__Work to complete__
Make an exact copy of the records, with the images left out.

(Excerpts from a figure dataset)
******
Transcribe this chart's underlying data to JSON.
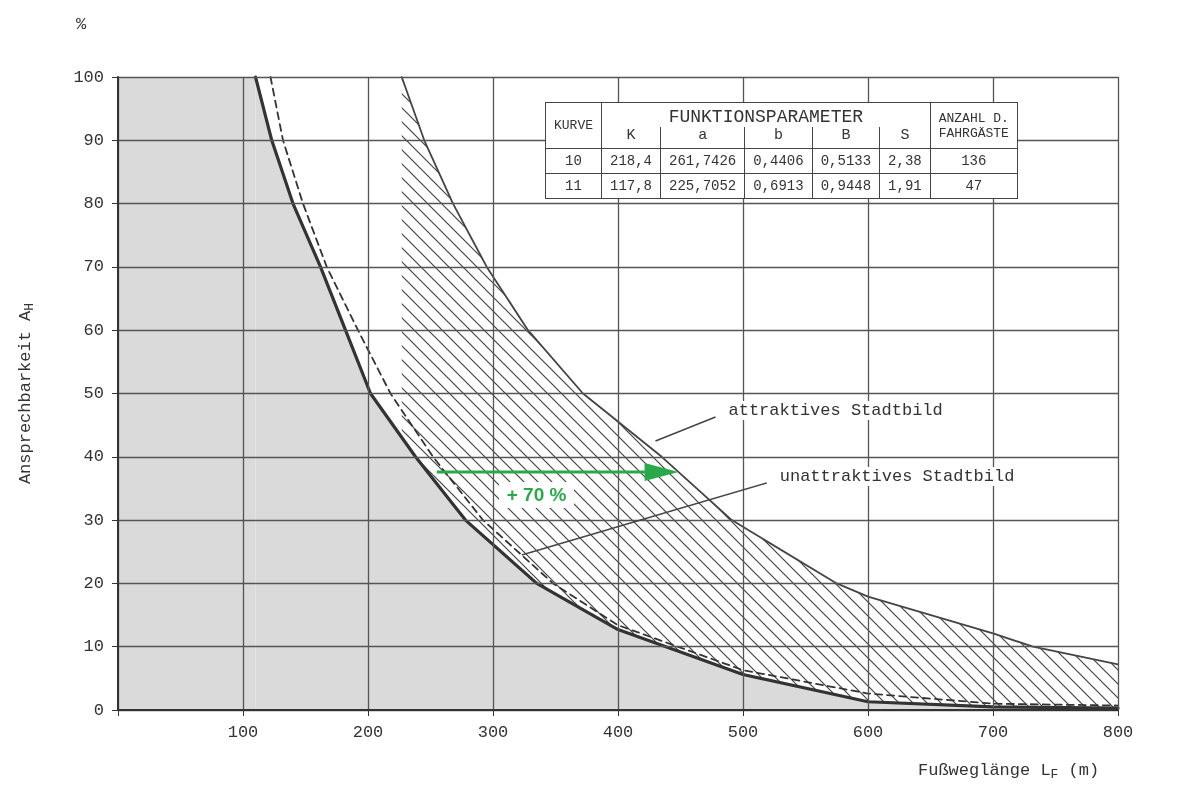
{
  "chart_data": [
    {
      "type": "line",
      "xlabel": "Fußweglänge L$_{F}$ (m)",
      "ylabel": "Ansprechbarkeit A$_{H}$",
      "xlim": [
        0,
        800
      ],
      "xticks": [
        {
          "value": 0,
          "label": null
        },
        100,
        200,
        300,
        400,
        500,
        600,
        700,
        800
      ],
      "ylim": [
        0,
        100
      ],
      "yticks": [
        0,
        10,
        20,
        30,
        40,
        50,
        60,
        70,
        80,
        90,
        100
      ],
      "grid": true,
      "marker": "none",
      "series": [
        {
          "type": "area",
          "color": "#444444",
          "x": [
            227,
            245,
            268,
            295,
            328,
            372,
            435,
            491,
            575,
            600,
            700,
            732,
            800
          ],
          "values": [
            100,
            90,
            80,
            70,
            60,
            50,
            40,
            30,
            20,
            17.9,
            12.1,
            10,
            7.2
          ]
        },
        {
          "type": "line",
          "color": "#333333",
          "line_style": "dashed",
          "x": [
            122,
            132,
            148,
            167,
            192,
            218,
            252,
            292,
            348,
            400,
            500,
            600,
            700,
            800
          ],
          "values": [
            100,
            90,
            80,
            70,
            60,
            50,
            40,
            30,
            20,
            13.4,
            6.3,
            2.6,
            1.0,
            0.7
          ]
        },
        {
          "type": "area",
          "color": "#333333",
          "x": [
            110,
            123,
            140,
            162,
            182,
            202,
            238,
            278,
            335,
            400,
            500,
            600,
            700,
            800
          ],
          "values": [
            100,
            90,
            80,
            70,
            60,
            50,
            40,
            30,
            20,
            12.7,
            5.6,
            1.3,
            0.5,
            0.3
          ]
        }
      ],
      "bands": [
        {
          "axis": "x",
          "from": 0,
          "to": 110,
          "color": "#dadada"
        }
      ],
      "annotations": [
        "%",
        "attraktives Stadtbild",
        {
          "text": "unattraktives Stadtbild",
          "x": 323,
          "y": 24.5
        },
        "+ 70 %"
      ]
    },
    {
      "type": "other",
      "annotations": [
        "KURVE",
        "FUNKTIONSPARAMETER",
        "K",
        "a",
        "b",
        "B",
        "S",
        "ANZAHL D. FAHRGÄSTE",
        "10",
        "218,4",
        "261,7426",
        "0,4406",
        "0,5133",
        "2,38",
        "136",
        "11",
        "117,8",
        "225,7052",
        "0,6913",
        "0,9448",
        "1,91",
        "47"
      ]
    }
  ]
}
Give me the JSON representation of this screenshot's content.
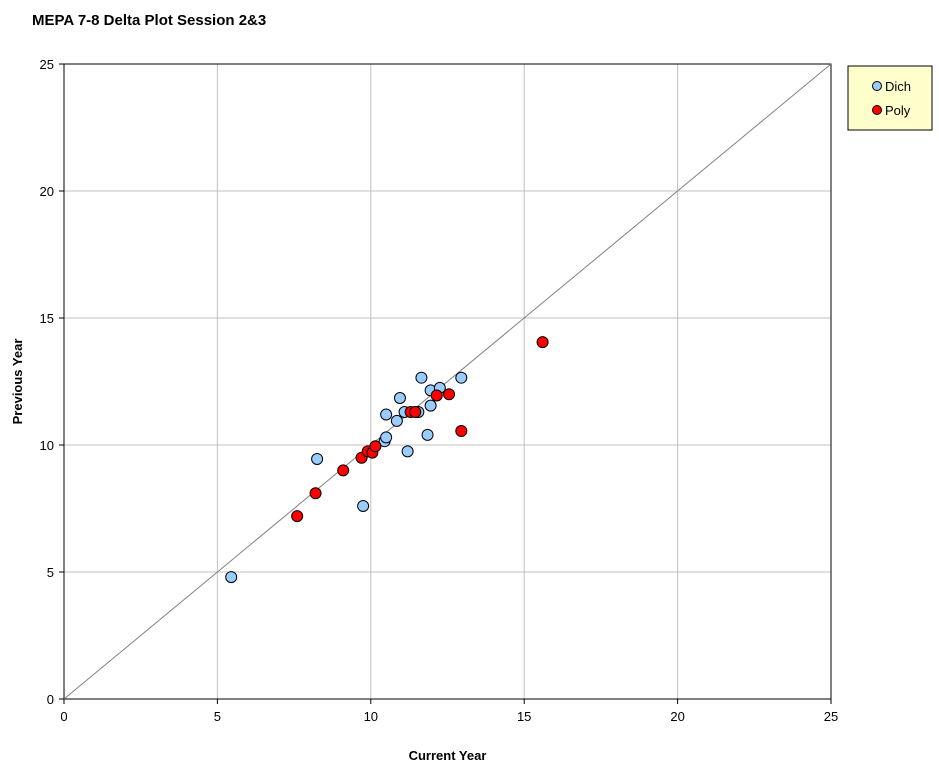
{
  "chart_data": {
    "type": "scatter",
    "title": "MEPA 7-8 Delta Plot Session 2&3",
    "xlabel": "Current Year",
    "ylabel": "Previous Year",
    "xlim": [
      0,
      25
    ],
    "ylim": [
      0,
      25
    ],
    "xticks": [
      "0",
      "5",
      "10",
      "15",
      "20",
      "25"
    ],
    "yticks": [
      "0",
      "5",
      "10",
      "15",
      "20",
      "25"
    ],
    "grid": true,
    "reference_line": "identity",
    "legend_position": "top-right",
    "series": [
      {
        "name": "Dich",
        "color": "#99ccff",
        "points": [
          [
            5.45,
            4.8
          ],
          [
            8.25,
            9.45
          ],
          [
            9.75,
            7.6
          ],
          [
            10.5,
            11.2
          ],
          [
            10.45,
            10.15
          ],
          [
            10.5,
            10.3
          ],
          [
            10.85,
            10.95
          ],
          [
            10.95,
            11.85
          ],
          [
            11.1,
            11.3
          ],
          [
            11.2,
            9.75
          ],
          [
            11.55,
            11.3
          ],
          [
            11.65,
            12.65
          ],
          [
            11.85,
            10.4
          ],
          [
            11.95,
            11.55
          ],
          [
            11.95,
            12.15
          ],
          [
            12.25,
            12.25
          ],
          [
            12.95,
            12.65
          ]
        ]
      },
      {
        "name": "Poly",
        "color": "#ff0000",
        "points": [
          [
            7.6,
            7.2
          ],
          [
            8.2,
            8.1
          ],
          [
            9.1,
            9.0
          ],
          [
            9.7,
            9.5
          ],
          [
            9.9,
            9.75
          ],
          [
            10.05,
            9.7
          ],
          [
            10.15,
            9.95
          ],
          [
            11.3,
            11.3
          ],
          [
            11.45,
            11.3
          ],
          [
            12.15,
            11.95
          ],
          [
            12.55,
            12.0
          ],
          [
            12.95,
            10.55
          ],
          [
            15.6,
            14.05
          ]
        ]
      }
    ]
  }
}
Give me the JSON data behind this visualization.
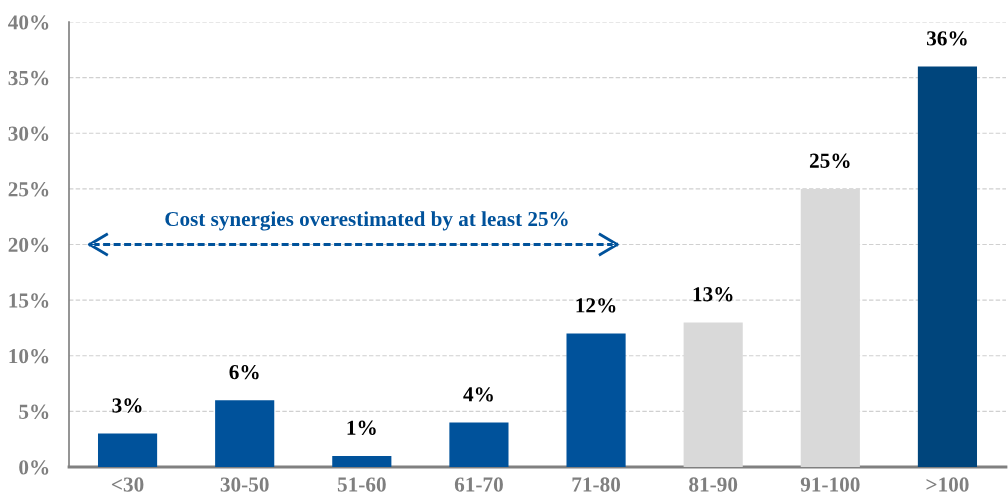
{
  "chart_data": {
    "type": "bar",
    "categories": [
      "<30",
      "30-50",
      "51-60",
      "61-70",
      "71-80",
      "81-90",
      "91-100",
      ">100"
    ],
    "values": [
      3,
      6,
      1,
      4,
      12,
      13,
      25,
      36
    ],
    "colors": [
      "#00529b",
      "#00529b",
      "#00529b",
      "#00529b",
      "#00529b",
      "#d9d9d9",
      "#d9d9d9",
      "#00457c"
    ],
    "value_labels": [
      "3%",
      "6%",
      "1%",
      "4%",
      "12%",
      "13%",
      "25%",
      "36%"
    ],
    "ylim": [
      0,
      40
    ],
    "yticks": [
      {
        "value": 0,
        "label": "0%"
      },
      {
        "value": 5,
        "label": "5%"
      },
      {
        "value": 10,
        "label": "10%"
      },
      {
        "value": 15,
        "label": "15%"
      },
      {
        "value": 20,
        "label": "20%"
      },
      {
        "value": 25,
        "label": "25%"
      },
      {
        "value": 30,
        "label": "30%"
      },
      {
        "value": 35,
        "label": "35%"
      },
      {
        "value": 40,
        "label": "40%"
      }
    ],
    "grid": "y",
    "legend": false,
    "annotations": [
      "Cost synergies overestimated by at least 25%"
    ]
  }
}
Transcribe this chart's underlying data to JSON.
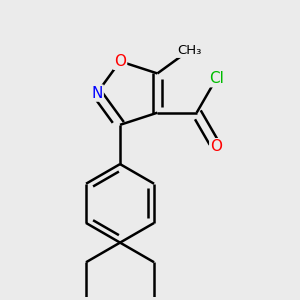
{
  "bg_color": "#ebebeb",
  "bond_color": "#000000",
  "bond_width": 1.8,
  "atom_colors": {
    "O": "#ff0000",
    "N": "#0000ff",
    "Cl": "#00bb00",
    "C": "#000000"
  },
  "font_size": 10
}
******
__Reply to the task__
Transcribe this chart's underlying data to JSON.
{
  "chart_data": [
    {
      "type": "line",
      "xlabel": "Fußweglänge L$_{F}$ (m)",
      "ylabel": "Ansprechbarkeit A$_{H}$",
      "xlim": [
        0,
        800
      ],
      "xticks": [
        {
          "value": 0,
          "label": null
        },
        100,
        200,
        300,
        400,
        500,
        600,
        700,
        800
      ],
      "ylim": [
        0,
        100
      ],
      "yticks": [
        0,
        10,
        20,
        30,
        40,
        50,
        60,
        70,
        80,
        90,
        100
      ],
      "grid": true,
      "marker": "none",
      "series": [
        {
          "type": "area",
          "color": "#444444",
          "x": [
            227,
            245,
            268,
            295,
            328,
            372,
            435,
            491,
            575,
            600,
            700,
            732,
            800
          ],
          "values": [
            100,
            90,
            80,
            70,
            60,
            50,
            40,
            30,
            20,
            17.9,
            12.1,
            10,
            7.2
          ]
        },
        {
          "type": "line",
          "color": "#333333",
          "line_style": "dashed",
          "x": [
            122,
            132,
            148,
            167,
            192,
            218,
            252,
            292,
            348,
            400,
            500,
            600,
            700,
            800
          ],
          "values": [
            100,
            90,
            80,
            70,
            60,
            50,
            40,
            30,
            20,
            13.4,
            6.3,
            2.6,
            1.0,
            0.7
          ]
        },
        {
          "type": "area",
          "color": "#333333",
          "x": [
            110,
            123,
            140,
            162,
            182,
            202,
            238,
            278,
            335,
            400,
            500,
            600,
            700,
            800
          ],
          "values": [
            100,
            90,
            80,
            70,
            60,
            50,
            40,
            30,
            20,
            12.7,
            5.6,
            1.3,
            0.5,
            0.3
          ]
        }
      ],
      "bands": [
        {
          "axis": "x",
          "from": 0,
          "to": 110,
          "color": "#dadada"
        }
      ],
      "annotations": [
        "%",
        "attraktives Stadtbild",
        {
          "text": "unattraktives Stadtbild",
          "x": 323,
          "y": 24.5
        },
        "+ 70 %"
      ]
    },
    {
      "type": "other",
      "annotations": [
        "KURVE",
        "FUNKTIONSPARAMETER",
        "K",
        "a",
        "b",
        "B",
        "S",
        "ANZAHL D. FAHRGÄSTE",
        "10",
        "218,4",
        "261,7426",
        "0,4406",
        "0,5133",
        "2,38",
        "136",
        "11",
        "117,8",
        "225,7052",
        "0,6913",
        "0,9448",
        "1,91",
        "47"
      ]
    }
  ]
}
Give me the JSON representation of this screenshot's content.
{
  "chart_data": {
    "type": "scatter",
    "title": "MEPA 7-8 Delta Plot Session 2&3",
    "xlabel": "Current Year",
    "ylabel": "Previous Year",
    "xlim": [
      0,
      25
    ],
    "ylim": [
      0,
      25
    ],
    "xticks": [
      "0",
      "5",
      "10",
      "15",
      "20",
      "25"
    ],
    "yticks": [
      "0",
      "5",
      "10",
      "15",
      "20",
      "25"
    ],
    "grid": true,
    "reference_line": "identity",
    "legend_position": "top-right",
    "series": [
      {
        "name": "Dich",
        "color": "#99ccff",
        "points": [
          [
            5.45,
            4.8
          ],
          [
            8.25,
            9.45
          ],
          [
            9.75,
            7.6
          ],
          [
            10.5,
            11.2
          ],
          [
            10.45,
            10.15
          ],
          [
            10.5,
            10.3
          ],
          [
            10.85,
            10.95
          ],
          [
            10.95,
            11.85
          ],
          [
            11.1,
            11.3
          ],
          [
            11.2,
            9.75
          ],
          [
            11.55,
            11.3
          ],
          [
            11.65,
            12.65
          ],
          [
            11.85,
            10.4
          ],
          [
            11.95,
            11.55
          ],
          [
            11.95,
            12.15
          ],
          [
            12.25,
            12.25
          ],
          [
            12.95,
            12.65
          ]
        ]
      },
      {
        "name": "Poly",
        "color": "#ff0000",
        "points": [
          [
            7.6,
            7.2
          ],
          [
            8.2,
            8.1
          ],
          [
            9.1,
            9.0
          ],
          [
            9.7,
            9.5
          ],
          [
            9.9,
            9.75
          ],
          [
            10.05,
            9.7
          ],
          [
            10.15,
            9.95
          ],
          [
            11.3,
            11.3
          ],
          [
            11.45,
            11.3
          ],
          [
            12.15,
            11.95
          ],
          [
            12.55,
            12.0
          ],
          [
            12.95,
            10.55
          ],
          [
            15.6,
            14.05
          ]
        ]
      }
    ]
  }
}
Give me the JSON data behind this visualization.
{
  "chart_data": {
    "type": "bar",
    "categories": [
      "<30",
      "30-50",
      "51-60",
      "61-70",
      "71-80",
      "81-90",
      "91-100",
      ">100"
    ],
    "values": [
      3,
      6,
      1,
      4,
      12,
      13,
      25,
      36
    ],
    "colors": [
      "#00529b",
      "#00529b",
      "#00529b",
      "#00529b",
      "#00529b",
      "#d9d9d9",
      "#d9d9d9",
      "#00457c"
    ],
    "value_labels": [
      "3%",
      "6%",
      "1%",
      "4%",
      "12%",
      "13%",
      "25%",
      "36%"
    ],
    "ylim": [
      0,
      40
    ],
    "yticks": [
      {
        "value": 0,
        "label": "0%"
      },
      {
        "value": 5,
        "label": "5%"
      },
      {
        "value": 10,
        "label": "10%"
      },
      {
        "value": 15,
        "label": "15%"
      },
      {
        "value": 20,
        "label": "20%"
      },
      {
        "value": 25,
        "label": "25%"
      },
      {
        "value": 30,
        "label": "30%"
      },
      {
        "value": 35,
        "label": "35%"
      },
      {
        "value": 40,
        "label": "40%"
      }
    ],
    "grid": "y",
    "legend": false,
    "annotations": [
      "Cost synergies overestimated by at least 25%"
    ]
  }
}
Transcribe this chart's underlying data to JSON.
{
  "bg_color": "#ebebeb",
  "bond_color": "#000000",
  "bond_width": 1.8,
  "atom_colors": {
    "O": "#ff0000",
    "N": "#0000ff",
    "Cl": "#00bb00",
    "C": "#000000"
  },
  "font_size": 10
}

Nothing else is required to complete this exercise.